* _DIRECTIVE_: Write the material out again, line by line, exactly as it is.

-- start MATERIAL SHOWN --

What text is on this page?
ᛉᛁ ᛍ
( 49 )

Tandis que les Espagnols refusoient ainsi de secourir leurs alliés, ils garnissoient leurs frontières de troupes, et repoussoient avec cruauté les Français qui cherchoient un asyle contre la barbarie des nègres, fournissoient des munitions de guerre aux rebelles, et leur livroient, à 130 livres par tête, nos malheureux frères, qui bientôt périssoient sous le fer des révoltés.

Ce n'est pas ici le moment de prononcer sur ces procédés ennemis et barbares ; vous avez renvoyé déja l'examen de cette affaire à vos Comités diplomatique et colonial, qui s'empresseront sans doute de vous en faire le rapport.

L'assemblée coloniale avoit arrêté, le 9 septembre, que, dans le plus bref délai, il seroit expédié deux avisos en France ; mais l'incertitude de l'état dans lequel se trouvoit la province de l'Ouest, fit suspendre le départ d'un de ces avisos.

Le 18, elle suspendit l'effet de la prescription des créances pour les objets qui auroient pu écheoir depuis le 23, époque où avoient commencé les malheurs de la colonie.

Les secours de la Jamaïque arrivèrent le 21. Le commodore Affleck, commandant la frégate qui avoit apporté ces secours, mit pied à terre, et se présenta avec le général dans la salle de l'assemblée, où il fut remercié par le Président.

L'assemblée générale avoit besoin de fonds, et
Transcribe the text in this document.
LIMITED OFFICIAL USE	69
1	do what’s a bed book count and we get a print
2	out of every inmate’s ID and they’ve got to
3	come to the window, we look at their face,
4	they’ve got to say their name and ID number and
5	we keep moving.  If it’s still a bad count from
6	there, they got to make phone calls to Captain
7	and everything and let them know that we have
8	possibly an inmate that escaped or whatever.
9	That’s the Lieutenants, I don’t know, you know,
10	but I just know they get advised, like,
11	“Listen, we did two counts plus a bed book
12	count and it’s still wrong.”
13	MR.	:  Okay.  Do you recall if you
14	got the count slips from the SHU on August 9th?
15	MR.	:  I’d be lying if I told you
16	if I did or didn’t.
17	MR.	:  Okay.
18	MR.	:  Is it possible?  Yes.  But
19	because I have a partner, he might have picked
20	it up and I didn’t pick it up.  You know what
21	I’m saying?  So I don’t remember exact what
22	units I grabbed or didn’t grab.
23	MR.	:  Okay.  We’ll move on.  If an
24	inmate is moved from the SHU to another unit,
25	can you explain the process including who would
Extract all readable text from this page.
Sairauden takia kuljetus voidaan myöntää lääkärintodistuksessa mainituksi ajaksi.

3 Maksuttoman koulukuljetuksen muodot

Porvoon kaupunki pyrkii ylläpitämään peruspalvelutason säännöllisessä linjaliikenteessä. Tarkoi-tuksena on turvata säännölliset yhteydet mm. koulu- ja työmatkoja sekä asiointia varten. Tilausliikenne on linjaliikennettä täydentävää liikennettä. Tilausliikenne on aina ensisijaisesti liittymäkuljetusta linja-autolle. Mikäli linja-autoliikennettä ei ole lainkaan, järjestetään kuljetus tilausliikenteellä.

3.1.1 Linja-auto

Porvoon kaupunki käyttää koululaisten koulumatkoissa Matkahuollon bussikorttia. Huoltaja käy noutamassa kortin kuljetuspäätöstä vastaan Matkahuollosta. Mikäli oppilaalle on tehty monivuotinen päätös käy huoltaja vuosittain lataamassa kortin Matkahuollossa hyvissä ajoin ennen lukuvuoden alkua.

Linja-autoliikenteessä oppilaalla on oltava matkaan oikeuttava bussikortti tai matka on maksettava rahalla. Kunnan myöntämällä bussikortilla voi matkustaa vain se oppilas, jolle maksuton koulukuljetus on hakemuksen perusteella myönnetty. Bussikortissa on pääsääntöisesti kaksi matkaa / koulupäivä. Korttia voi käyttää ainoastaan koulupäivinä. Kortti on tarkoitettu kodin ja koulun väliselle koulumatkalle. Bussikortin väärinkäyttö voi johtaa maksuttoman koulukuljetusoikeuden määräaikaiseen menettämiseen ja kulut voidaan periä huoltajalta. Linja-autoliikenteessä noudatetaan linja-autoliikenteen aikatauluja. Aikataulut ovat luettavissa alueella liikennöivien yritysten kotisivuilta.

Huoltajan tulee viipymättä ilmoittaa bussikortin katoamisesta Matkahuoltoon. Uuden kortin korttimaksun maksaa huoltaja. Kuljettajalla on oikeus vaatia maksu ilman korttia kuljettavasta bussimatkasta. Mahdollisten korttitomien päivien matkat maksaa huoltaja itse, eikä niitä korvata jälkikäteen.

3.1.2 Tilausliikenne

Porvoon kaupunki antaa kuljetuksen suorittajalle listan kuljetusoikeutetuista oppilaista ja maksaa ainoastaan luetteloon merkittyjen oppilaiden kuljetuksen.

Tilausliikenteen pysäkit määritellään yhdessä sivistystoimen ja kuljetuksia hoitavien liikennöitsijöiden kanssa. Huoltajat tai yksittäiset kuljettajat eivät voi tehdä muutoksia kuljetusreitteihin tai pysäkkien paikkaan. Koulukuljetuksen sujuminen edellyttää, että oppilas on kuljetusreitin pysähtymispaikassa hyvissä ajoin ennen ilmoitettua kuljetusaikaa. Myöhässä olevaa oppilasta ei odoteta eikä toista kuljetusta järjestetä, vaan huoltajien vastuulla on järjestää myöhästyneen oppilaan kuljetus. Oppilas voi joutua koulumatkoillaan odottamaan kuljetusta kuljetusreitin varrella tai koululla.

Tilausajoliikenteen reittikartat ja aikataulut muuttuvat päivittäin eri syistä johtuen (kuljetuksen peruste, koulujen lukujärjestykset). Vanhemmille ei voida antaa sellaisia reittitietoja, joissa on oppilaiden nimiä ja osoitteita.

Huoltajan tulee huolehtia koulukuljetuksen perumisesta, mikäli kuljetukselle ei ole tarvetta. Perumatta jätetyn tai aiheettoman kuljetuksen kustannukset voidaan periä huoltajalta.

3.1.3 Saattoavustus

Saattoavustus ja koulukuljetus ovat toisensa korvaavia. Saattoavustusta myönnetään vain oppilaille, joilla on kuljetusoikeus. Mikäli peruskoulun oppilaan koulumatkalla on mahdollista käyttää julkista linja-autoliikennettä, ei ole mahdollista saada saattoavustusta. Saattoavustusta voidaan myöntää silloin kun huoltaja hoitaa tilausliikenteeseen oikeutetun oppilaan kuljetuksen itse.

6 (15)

-- end MATERIAL SHOWN --

* _RESULT BELOW_:
What text is on this page?
ᛉᛁ ᛍ
( 49 )

Tandis que les Espagnols refusoient ainsi de secourir leurs alliés, ils garnissoient leurs frontières de troupes, et repoussoient avec cruauté les Français qui cherchoient un asyle contre la barbarie des nègres, fournissoient des munitions de guerre aux rebelles, et leur livroient, à 130 livres par tête, nos malheureux frères, qui bientôt périssoient sous le fer des révoltés.

Ce n'est pas ici le moment de prononcer sur ces procédés ennemis et barbares ; vous avez renvoyé déja l'examen de cette affaire à vos Comités diplomatique et colonial, qui s'empresseront sans doute de vous en faire le rapport.

L'assemblée coloniale avoit arrêté, le 9 septembre, que, dans le plus bref délai, il seroit expédié deux avisos en France ; mais l'incertitude de l'état dans lequel se trouvoit la province de l'Ouest, fit suspendre le départ d'un de ces avisos.

Le 18, elle suspendit l'effet de la prescription des créances pour les objets qui auroient pu écheoir depuis le 23, époque où avoient commencé les malheurs de la colonie.

Les secours de la Jamaïque arrivèrent le 21. Le commodore Affleck, commandant la frégate qui avoit apporté ces secours, mit pied à terre, et se présenta avec le général dans la salle de l'assemblée, où il fut remercié par le Président.

L'assemblée générale avoit besoin de fonds, et
Transcribe the text in this document.
LIMITED OFFICIAL USE	69
1	do what’s a bed book count and we get a print
2	out of every inmate’s ID and they’ve got to
3	come to the window, we look at their face,
4	they’ve got to say their name and ID number and
5	we keep moving.  If it’s still a bad count from
6	there, they got to make phone calls to Captain
7	and everything and let them know that we have
8	possibly an inmate that escaped or whatever.
9	That’s the Lieutenants, I don’t know, you know,
10	but I just know they get advised, like,
11	“Listen, we did two counts plus a bed book
12	count and it’s still wrong.”
13	MR.	:  Okay.  Do you recall if you
14	got the count slips from the SHU on August 9th?
15	MR.	:  I’d be lying if I told you
16	if I did or didn’t.
17	MR.	:  Okay.
18	MR.	:  Is it possible?  Yes.  But
19	because I have a partner, he might have picked
20	it up and I didn’t pick it up.  You know what
21	I’m saying?  So I don’t remember exact what
22	units I grabbed or didn’t grab.
23	MR.	:  Okay.  We’ll move on.  If an
24	inmate is moved from the SHU to another unit,
25	can you explain the process including who would
Extract all readable text from this page.
Sairauden takia kuljetus voidaan myöntää lääkärintodistuksessa mainituksi ajaksi.

3 Maksuttoman koulukuljetuksen muodot

Porvoon kaupunki pyrkii ylläpitämään peruspalvelutason säännöllisessä linjaliikenteessä. Tarkoi-tuksena on turvata säännölliset yhteydet mm. koulu- ja työmatkoja sekä asiointia varten. Tilausliikenne on linjaliikennettä täydentävää liikennettä. Tilausliikenne on aina ensisijaisesti liittymäkuljetusta linja-autolle. Mikäli linja-autoliikennettä ei ole lainkaan, järjestetään kuljetus tilausliikenteellä.

3.1.1 Linja-auto

Porvoon kaupunki käyttää koululaisten koulumatkoissa Matkahuollon bussikorttia. Huoltaja käy noutamassa kortin kuljetuspäätöstä vastaan Matkahuollosta. Mikäli oppilaalle on tehty monivuotinen päätös käy huoltaja vuosittain lataamassa kortin Matkahuollossa hyvissä ajoin ennen lukuvuoden alkua.

Linja-autoliikenteessä oppilaalla on oltava matkaan oikeuttava bussikortti tai matka on maksettava rahalla. Kunnan myöntämällä bussikortilla voi matkustaa vain se oppilas, jolle maksuton koulukuljetus on hakemuksen perusteella myönnetty. Bussikortissa on pääsääntöisesti kaksi matkaa / koulupäivä. Korttia voi käyttää ainoastaan koulupäivinä. Kortti on tarkoitettu kodin ja koulun väliselle koulumatkalle. Bussikortin väärinkäyttö voi johtaa maksuttoman koulukuljetusoikeuden määräaikaiseen menettämiseen ja kulut voidaan periä huoltajalta. Linja-autoliikenteessä noudatetaan linja-autoliikenteen aikatauluja. Aikataulut ovat luettavissa alueella liikennöivien yritysten kotisivuilta.

Huoltajan tulee viipymättä ilmoittaa bussikortin katoamisesta Matkahuoltoon. Uuden kortin korttimaksun maksaa huoltaja. Kuljettajalla on oikeus vaatia maksu ilman korttia kuljettavasta bussimatkasta. Mahdollisten korttitomien päivien matkat maksaa huoltaja itse, eikä niitä korvata jälkikäteen.

3.1.2 Tilausliikenne

Porvoon kaupunki antaa kuljetuksen suorittajalle listan kuljetusoikeutetuista oppilaista ja maksaa ainoastaan luetteloon merkittyjen oppilaiden kuljetuksen.

Tilausliikenteen pysäkit määritellään yhdessä sivistystoimen ja kuljetuksia hoitavien liikennöitsijöiden kanssa. Huoltajat tai yksittäiset kuljettajat eivät voi tehdä muutoksia kuljetusreitteihin tai pysäkkien paikkaan. Koulukuljetuksen sujuminen edellyttää, että oppilas on kuljetusreitin pysähtymispaikassa hyvissä ajoin ennen ilmoitettua kuljetusaikaa. Myöhässä olevaa oppilasta ei odoteta eikä toista kuljetusta järjestetä, vaan huoltajien vastuulla on järjestää myöhästyneen oppilaan kuljetus. Oppilas voi joutua koulumatkoillaan odottamaan kuljetusta kuljetusreitin varrella tai koululla.

Tilausajoliikenteen reittikartat ja aikataulut muuttuvat päivittäin eri syistä johtuen (kuljetuksen peruste, koulujen lukujärjestykset). Vanhemmille ei voida antaa sellaisia reittitietoja, joissa on oppilaiden nimiä ja osoitteita.

Huoltajan tulee huolehtia koulukuljetuksen perumisesta, mikäli kuljetukselle ei ole tarvetta. Perumatta jätetyn tai aiheettoman kuljetuksen kustannukset voidaan periä huoltajalta.

3.1.3 Saattoavustus

Saattoavustus ja koulukuljetus ovat toisensa korvaavia. Saattoavustusta myönnetään vain oppilaille, joilla on kuljetusoikeus. Mikäli peruskoulun oppilaan koulumatkalla on mahdollista käyttää julkista linja-autoliikennettä, ei ole mahdollista saada saattoavustusta. Saattoavustusta voidaan myöntää silloin kun huoltaja hoitaa tilausliikenteeseen oikeutetun oppilaan kuljetuksen itse.

6 (15)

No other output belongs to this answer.